(Data excerpts)

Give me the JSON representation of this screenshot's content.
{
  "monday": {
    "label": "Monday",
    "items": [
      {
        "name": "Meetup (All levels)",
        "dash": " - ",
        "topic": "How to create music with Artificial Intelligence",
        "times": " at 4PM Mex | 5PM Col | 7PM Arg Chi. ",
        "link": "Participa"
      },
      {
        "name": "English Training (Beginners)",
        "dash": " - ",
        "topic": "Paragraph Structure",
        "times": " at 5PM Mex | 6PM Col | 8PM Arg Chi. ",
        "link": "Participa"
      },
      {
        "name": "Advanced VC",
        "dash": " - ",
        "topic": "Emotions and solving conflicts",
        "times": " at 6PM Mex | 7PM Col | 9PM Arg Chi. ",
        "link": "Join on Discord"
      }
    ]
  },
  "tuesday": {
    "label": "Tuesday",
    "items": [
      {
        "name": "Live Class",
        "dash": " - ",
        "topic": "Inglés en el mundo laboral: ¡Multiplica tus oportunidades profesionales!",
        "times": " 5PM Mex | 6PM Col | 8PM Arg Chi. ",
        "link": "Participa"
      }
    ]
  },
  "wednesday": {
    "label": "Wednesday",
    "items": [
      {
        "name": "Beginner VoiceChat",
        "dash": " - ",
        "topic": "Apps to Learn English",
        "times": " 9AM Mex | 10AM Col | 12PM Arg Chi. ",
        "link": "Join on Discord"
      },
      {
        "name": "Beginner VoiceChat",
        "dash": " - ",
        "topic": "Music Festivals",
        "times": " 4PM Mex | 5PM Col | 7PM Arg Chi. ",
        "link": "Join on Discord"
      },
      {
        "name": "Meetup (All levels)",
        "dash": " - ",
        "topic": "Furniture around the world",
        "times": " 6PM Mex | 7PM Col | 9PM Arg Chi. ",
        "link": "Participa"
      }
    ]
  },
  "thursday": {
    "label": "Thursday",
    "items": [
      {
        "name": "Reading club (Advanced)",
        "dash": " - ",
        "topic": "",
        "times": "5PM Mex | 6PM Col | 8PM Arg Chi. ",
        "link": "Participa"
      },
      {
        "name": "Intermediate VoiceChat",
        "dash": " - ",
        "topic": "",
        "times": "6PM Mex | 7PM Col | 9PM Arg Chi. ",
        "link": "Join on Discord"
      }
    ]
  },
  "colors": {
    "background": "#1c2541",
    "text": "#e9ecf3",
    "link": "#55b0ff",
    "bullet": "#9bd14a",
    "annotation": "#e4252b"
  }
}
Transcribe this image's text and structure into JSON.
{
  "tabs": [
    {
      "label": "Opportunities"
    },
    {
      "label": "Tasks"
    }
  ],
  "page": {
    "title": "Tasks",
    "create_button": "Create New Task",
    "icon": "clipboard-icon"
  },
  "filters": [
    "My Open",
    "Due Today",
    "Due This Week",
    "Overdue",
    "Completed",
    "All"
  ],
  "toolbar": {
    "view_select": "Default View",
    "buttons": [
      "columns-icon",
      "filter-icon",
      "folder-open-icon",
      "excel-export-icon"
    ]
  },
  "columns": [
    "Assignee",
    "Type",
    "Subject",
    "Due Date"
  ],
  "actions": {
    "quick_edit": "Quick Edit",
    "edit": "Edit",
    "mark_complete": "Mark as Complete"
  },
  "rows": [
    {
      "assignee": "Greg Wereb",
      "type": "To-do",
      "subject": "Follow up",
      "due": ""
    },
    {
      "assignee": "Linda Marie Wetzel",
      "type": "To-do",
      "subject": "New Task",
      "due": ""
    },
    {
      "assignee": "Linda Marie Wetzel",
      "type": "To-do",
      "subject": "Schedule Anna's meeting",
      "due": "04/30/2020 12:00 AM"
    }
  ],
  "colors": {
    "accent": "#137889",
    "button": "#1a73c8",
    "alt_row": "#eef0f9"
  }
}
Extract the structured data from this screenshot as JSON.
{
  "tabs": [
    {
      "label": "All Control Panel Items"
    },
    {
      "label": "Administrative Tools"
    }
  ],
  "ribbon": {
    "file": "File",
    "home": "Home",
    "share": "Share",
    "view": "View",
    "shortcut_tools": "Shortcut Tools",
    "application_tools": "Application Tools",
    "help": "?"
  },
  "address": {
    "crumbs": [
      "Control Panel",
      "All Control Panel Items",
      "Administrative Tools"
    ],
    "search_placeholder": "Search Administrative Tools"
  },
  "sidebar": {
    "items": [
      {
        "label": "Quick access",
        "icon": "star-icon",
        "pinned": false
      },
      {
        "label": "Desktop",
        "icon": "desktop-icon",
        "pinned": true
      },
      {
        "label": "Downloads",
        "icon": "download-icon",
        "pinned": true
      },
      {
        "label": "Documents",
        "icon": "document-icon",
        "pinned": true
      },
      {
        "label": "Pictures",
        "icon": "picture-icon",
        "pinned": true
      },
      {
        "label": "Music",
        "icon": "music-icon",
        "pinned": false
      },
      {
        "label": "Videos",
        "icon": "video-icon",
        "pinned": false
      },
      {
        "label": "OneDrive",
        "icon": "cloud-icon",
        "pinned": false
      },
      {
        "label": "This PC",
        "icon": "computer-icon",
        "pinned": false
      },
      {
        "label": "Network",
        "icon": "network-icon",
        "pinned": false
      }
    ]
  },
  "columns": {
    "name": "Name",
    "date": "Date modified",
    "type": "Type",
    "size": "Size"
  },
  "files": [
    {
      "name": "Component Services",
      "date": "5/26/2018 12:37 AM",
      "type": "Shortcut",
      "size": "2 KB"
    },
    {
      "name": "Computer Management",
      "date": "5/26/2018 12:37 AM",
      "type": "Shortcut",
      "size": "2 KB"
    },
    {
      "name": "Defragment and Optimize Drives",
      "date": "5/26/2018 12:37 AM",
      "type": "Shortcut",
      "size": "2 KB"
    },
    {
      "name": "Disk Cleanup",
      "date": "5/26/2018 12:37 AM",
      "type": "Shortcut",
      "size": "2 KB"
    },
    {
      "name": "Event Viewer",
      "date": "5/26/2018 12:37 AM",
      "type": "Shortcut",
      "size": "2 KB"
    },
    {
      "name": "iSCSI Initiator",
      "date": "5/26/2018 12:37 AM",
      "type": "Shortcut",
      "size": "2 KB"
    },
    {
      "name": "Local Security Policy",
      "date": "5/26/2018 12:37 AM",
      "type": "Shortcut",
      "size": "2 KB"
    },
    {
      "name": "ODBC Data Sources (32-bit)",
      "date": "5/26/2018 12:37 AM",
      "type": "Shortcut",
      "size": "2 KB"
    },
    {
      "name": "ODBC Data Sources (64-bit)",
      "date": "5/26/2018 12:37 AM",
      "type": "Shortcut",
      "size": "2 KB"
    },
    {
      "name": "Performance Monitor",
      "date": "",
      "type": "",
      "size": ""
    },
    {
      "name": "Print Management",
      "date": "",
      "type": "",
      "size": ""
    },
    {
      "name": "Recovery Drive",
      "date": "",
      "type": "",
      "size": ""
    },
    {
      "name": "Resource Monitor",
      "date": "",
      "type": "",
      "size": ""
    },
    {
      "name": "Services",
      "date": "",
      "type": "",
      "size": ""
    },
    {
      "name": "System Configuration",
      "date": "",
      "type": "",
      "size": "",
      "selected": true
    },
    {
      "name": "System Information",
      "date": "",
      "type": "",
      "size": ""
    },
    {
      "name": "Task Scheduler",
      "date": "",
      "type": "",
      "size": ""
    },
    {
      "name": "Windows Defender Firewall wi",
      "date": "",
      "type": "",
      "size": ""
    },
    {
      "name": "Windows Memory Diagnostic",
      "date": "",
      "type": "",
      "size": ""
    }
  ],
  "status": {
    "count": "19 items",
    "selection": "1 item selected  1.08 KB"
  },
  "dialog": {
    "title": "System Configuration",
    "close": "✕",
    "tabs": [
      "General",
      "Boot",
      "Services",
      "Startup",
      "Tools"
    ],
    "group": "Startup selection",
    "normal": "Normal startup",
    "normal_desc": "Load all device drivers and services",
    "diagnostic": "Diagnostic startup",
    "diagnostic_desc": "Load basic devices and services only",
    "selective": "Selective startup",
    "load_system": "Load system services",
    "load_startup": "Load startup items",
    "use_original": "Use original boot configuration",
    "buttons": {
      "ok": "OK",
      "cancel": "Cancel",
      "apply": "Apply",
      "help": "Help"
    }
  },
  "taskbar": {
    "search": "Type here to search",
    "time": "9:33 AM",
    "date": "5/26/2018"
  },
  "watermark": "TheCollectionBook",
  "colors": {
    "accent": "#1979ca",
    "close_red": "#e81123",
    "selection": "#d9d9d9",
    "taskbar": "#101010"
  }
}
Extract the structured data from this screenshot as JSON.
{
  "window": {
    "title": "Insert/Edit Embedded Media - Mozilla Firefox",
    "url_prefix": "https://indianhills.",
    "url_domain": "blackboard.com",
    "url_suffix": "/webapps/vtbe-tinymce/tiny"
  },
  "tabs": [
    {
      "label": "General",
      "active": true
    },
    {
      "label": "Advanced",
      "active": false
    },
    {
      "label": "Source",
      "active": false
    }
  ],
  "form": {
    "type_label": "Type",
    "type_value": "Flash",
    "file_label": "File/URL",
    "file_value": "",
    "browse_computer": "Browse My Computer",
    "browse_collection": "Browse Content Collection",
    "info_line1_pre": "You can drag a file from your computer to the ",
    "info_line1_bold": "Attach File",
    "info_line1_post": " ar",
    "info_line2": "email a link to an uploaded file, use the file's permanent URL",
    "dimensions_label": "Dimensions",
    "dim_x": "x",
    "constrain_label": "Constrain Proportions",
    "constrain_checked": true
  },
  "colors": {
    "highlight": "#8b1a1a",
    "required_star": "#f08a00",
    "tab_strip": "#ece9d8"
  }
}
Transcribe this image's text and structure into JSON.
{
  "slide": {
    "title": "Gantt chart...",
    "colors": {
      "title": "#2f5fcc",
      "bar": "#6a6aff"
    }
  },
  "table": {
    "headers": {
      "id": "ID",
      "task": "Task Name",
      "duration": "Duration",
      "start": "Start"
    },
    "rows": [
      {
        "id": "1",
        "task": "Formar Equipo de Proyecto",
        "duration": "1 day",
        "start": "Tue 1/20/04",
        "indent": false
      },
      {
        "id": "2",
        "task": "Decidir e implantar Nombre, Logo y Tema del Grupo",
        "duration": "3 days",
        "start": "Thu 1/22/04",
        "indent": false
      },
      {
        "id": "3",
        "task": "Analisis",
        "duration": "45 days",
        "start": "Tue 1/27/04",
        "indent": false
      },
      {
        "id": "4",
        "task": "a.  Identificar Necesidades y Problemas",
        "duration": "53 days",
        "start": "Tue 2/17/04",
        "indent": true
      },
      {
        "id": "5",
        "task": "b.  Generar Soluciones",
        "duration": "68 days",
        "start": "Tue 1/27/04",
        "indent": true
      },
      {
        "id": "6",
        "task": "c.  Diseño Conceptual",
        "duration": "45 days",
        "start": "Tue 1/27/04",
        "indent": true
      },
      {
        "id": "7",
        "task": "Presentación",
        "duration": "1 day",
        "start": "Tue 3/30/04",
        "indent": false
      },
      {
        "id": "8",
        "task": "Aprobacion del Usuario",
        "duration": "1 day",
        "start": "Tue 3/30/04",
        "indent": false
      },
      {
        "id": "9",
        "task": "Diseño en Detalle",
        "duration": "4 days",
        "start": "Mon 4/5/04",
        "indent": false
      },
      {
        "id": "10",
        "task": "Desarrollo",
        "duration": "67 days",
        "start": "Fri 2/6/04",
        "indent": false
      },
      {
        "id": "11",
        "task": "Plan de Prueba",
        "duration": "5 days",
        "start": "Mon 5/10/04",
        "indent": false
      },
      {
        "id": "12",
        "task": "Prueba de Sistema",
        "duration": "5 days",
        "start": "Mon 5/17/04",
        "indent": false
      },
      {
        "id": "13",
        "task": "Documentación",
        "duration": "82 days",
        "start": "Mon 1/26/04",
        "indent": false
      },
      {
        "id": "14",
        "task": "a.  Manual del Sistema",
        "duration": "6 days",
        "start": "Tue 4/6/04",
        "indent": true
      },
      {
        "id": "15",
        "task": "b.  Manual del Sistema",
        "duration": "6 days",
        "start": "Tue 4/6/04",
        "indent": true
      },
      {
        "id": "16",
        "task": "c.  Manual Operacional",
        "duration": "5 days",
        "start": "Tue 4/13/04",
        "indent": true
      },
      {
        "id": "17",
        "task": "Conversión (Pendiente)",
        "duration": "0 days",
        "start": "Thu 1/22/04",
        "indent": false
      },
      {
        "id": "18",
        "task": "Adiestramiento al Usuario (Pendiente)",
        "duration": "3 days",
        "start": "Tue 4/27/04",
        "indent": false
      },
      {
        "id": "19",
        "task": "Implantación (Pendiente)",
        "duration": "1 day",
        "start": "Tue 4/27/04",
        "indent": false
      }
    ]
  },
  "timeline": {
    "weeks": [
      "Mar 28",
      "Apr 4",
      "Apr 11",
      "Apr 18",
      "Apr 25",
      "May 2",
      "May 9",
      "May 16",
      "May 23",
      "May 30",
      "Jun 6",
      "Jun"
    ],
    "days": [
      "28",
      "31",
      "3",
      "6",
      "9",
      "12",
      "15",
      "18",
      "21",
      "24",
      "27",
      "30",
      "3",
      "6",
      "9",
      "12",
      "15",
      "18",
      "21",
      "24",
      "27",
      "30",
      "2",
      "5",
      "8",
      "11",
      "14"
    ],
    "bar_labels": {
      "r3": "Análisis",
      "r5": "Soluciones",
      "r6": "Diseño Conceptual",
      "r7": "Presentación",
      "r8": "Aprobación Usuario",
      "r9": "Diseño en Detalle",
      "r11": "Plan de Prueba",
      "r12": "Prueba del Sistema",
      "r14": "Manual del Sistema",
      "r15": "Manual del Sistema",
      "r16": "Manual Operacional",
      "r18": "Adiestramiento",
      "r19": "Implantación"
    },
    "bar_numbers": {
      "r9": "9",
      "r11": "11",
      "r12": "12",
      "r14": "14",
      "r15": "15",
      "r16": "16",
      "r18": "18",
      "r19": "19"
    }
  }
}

Exercise instructions |
Copy out each line of the data containing the string "Soluciones".

Output of the exercise |
        "task": "b.  Generar Soluciones",
      "r5": "Soluciones",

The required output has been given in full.